What you should do: Give the number of lines containing the word "after", and nothing else.

======== Data shown ========

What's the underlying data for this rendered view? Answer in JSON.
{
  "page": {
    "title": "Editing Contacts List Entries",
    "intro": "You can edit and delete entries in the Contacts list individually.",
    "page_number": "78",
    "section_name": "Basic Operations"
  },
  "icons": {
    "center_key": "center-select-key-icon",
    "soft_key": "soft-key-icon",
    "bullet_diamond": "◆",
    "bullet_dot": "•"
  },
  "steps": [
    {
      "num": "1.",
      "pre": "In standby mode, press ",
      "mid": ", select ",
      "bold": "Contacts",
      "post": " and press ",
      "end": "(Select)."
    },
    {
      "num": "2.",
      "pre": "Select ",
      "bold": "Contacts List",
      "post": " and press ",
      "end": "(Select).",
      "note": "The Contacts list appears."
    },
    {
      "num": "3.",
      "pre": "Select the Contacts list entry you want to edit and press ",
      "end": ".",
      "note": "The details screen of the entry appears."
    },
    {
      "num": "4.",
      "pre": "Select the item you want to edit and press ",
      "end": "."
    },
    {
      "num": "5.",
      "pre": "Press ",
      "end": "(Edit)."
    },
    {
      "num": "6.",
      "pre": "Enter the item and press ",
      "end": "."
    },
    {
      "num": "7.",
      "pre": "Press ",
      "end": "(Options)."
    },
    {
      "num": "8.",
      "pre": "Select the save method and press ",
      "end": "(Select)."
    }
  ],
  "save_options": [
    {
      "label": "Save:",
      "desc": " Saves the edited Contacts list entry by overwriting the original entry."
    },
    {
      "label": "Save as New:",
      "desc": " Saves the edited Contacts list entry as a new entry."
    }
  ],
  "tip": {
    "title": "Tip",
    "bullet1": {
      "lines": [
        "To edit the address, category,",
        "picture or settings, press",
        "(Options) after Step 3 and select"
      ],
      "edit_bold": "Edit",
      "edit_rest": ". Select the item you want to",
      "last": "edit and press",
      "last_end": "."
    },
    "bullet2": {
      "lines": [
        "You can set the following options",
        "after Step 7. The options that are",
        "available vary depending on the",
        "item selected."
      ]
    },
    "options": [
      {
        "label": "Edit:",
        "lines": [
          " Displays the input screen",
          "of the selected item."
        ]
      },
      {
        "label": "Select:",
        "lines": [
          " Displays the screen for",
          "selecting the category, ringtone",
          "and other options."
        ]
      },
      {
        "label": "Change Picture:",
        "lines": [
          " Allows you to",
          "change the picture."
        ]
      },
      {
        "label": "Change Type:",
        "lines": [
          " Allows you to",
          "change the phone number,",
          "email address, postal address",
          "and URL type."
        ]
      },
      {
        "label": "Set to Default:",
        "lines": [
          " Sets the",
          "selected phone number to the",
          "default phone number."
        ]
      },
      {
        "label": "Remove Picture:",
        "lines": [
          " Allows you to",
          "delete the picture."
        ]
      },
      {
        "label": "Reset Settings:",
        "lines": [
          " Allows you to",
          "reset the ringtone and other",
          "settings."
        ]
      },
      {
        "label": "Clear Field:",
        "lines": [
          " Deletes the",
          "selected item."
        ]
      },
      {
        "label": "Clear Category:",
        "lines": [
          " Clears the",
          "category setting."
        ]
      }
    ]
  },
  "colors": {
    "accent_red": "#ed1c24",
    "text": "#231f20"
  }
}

========

Task answer: 2